- **Directions for this task**: What is the number of lines in the data that hold the string "experience"? Reply with that number only.

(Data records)
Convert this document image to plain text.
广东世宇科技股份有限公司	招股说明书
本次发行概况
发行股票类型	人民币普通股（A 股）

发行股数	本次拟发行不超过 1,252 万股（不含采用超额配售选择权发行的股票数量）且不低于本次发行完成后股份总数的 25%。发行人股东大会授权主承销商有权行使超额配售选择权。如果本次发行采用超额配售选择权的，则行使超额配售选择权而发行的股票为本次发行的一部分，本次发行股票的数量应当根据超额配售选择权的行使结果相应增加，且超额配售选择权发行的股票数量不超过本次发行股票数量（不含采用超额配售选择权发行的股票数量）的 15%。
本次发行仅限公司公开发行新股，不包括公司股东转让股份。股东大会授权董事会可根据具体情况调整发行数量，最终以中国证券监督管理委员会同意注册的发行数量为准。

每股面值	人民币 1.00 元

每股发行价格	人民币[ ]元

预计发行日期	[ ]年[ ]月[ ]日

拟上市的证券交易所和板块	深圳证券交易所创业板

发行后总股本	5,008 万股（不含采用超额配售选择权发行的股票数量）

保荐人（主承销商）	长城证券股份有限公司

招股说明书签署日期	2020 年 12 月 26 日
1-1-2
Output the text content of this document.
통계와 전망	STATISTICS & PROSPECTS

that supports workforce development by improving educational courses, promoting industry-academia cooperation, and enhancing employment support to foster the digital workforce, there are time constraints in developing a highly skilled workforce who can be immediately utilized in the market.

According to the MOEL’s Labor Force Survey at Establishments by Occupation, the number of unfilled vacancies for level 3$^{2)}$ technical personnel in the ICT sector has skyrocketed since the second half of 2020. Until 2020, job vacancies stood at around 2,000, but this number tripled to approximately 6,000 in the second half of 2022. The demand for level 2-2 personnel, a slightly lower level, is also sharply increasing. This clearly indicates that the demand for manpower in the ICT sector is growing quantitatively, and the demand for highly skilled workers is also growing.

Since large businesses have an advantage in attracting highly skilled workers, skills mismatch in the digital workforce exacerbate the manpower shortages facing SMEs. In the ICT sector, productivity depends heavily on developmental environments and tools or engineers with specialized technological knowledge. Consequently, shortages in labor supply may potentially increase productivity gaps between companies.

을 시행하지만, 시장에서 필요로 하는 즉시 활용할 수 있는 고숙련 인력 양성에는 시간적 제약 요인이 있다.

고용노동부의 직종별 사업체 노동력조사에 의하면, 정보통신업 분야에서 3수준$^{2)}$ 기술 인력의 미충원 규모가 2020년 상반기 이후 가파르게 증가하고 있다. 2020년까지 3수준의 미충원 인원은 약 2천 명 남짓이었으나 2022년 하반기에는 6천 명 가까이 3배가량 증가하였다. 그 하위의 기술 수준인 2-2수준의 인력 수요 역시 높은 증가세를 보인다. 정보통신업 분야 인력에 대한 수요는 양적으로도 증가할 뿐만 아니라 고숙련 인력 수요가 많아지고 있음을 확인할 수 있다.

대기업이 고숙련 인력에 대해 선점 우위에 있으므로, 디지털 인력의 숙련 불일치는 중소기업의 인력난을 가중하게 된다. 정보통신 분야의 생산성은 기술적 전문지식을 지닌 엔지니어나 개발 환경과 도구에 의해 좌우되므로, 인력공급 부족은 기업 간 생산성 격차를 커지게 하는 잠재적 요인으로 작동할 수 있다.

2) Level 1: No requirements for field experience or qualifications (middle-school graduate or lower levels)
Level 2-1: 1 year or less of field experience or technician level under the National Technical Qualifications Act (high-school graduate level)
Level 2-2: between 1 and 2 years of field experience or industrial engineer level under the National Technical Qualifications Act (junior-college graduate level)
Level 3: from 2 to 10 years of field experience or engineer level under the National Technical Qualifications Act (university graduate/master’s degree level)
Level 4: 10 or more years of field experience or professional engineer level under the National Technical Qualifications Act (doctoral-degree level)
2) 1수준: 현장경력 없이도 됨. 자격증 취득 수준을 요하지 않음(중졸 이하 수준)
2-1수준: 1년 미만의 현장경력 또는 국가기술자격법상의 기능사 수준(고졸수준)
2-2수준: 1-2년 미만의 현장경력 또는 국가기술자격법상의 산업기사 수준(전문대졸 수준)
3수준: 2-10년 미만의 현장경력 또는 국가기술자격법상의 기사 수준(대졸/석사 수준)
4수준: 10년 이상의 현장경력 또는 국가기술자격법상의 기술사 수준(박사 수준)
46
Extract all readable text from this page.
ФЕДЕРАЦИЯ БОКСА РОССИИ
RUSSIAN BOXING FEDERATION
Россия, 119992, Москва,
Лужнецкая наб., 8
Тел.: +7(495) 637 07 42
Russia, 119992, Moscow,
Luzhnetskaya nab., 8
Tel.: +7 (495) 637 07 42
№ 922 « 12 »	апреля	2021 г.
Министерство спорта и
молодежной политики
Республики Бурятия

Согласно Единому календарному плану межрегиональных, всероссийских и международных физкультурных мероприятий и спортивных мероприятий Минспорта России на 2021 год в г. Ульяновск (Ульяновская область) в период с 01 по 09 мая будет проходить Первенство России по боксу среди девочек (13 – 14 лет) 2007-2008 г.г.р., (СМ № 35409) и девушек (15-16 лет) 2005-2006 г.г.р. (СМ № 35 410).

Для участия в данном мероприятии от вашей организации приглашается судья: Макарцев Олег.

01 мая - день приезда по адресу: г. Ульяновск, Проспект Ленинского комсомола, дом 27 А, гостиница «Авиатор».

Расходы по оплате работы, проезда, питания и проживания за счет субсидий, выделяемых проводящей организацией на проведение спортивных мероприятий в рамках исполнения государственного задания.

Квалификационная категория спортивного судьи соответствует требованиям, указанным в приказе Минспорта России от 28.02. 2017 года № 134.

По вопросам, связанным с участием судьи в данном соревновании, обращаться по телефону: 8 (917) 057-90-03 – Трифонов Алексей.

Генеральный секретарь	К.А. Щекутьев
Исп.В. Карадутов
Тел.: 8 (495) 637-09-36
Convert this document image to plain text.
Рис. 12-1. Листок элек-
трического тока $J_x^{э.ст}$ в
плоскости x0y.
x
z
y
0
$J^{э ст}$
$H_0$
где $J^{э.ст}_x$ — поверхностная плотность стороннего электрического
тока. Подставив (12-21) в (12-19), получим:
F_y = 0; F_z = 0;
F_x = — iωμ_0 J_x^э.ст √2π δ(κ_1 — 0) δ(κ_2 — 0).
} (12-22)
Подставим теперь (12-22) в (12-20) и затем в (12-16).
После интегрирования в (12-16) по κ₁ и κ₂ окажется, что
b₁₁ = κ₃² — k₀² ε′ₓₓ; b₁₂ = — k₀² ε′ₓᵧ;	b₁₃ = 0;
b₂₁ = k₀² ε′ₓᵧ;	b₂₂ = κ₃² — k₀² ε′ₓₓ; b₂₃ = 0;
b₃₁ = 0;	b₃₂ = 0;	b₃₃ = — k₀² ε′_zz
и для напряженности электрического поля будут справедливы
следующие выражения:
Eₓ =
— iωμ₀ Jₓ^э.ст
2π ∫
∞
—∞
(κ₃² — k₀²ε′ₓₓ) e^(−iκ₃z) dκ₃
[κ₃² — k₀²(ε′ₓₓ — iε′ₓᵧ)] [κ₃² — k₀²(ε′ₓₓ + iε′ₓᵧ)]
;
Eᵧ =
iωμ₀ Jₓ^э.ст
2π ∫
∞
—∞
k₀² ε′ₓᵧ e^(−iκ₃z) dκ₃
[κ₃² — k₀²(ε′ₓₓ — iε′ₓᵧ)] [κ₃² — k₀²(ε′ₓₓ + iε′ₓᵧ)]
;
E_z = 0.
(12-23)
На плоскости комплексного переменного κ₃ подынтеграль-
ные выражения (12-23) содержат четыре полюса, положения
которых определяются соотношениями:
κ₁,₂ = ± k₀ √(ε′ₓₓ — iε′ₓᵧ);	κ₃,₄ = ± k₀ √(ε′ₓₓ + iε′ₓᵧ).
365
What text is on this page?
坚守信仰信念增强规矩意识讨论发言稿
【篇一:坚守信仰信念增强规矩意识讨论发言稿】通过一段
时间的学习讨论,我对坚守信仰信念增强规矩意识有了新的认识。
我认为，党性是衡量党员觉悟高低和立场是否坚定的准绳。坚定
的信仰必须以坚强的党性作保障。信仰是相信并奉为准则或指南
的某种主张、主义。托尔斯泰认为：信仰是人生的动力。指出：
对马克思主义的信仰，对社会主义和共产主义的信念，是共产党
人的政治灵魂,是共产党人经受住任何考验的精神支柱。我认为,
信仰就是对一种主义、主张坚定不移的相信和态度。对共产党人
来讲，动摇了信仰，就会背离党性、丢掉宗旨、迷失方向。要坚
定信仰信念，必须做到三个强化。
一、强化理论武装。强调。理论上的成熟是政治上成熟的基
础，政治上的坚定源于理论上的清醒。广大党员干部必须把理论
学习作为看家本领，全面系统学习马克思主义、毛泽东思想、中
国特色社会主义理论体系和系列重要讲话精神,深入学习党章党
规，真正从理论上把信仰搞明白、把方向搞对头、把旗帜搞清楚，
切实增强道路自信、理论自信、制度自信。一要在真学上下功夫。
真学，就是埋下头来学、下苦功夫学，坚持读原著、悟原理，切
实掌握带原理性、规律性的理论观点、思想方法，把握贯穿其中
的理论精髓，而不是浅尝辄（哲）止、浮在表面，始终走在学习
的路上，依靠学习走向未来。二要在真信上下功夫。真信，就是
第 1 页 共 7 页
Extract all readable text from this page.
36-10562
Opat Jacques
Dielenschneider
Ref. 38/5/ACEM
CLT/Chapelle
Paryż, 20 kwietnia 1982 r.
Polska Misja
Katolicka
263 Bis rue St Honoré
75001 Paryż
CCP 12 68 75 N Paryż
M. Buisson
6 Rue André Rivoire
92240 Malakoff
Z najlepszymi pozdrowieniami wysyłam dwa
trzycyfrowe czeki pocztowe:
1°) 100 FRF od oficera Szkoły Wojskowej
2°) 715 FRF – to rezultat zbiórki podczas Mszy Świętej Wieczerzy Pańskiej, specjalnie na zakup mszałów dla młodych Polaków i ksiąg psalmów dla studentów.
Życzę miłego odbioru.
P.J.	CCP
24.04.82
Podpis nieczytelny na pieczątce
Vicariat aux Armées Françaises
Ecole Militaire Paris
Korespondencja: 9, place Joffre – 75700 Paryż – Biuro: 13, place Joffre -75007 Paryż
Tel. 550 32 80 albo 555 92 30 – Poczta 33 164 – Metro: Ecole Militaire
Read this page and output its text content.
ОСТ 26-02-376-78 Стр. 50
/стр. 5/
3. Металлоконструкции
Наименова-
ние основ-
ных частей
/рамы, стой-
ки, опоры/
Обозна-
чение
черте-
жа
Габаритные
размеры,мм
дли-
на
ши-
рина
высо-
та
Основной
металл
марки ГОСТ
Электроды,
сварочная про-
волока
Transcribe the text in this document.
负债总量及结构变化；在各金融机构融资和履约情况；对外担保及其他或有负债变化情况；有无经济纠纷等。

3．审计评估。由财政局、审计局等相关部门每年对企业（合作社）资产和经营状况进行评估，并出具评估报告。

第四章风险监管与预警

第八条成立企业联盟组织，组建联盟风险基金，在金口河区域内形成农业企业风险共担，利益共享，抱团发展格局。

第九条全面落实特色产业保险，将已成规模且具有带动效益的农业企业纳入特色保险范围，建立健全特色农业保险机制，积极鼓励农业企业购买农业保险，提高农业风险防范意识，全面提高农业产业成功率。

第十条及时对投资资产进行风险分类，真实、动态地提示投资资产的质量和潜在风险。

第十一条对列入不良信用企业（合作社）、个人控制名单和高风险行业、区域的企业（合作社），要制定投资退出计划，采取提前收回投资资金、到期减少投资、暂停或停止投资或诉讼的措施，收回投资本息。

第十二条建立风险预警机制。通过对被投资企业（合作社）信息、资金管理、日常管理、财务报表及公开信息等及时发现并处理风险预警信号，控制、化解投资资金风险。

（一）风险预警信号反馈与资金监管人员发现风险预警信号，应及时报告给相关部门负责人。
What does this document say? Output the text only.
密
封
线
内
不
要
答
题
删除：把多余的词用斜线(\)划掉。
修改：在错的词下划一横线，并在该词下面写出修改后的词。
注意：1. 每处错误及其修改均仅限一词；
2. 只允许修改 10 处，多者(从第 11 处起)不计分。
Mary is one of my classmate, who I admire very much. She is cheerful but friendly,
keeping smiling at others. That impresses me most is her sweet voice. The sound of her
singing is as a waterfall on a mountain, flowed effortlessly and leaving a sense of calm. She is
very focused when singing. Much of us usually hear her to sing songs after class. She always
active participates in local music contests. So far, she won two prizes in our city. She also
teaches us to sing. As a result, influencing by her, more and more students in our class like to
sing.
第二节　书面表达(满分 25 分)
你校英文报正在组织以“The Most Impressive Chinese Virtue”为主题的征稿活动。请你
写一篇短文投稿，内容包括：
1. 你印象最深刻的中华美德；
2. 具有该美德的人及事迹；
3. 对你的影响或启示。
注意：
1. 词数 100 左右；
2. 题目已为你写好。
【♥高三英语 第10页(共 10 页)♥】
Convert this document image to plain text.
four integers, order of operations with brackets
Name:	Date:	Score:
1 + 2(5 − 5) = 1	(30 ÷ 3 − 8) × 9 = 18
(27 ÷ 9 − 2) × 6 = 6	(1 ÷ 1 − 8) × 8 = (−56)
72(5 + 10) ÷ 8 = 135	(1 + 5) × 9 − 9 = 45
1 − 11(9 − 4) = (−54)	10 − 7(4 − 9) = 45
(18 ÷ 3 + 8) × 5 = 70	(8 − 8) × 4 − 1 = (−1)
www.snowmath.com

- **Task solution**: 5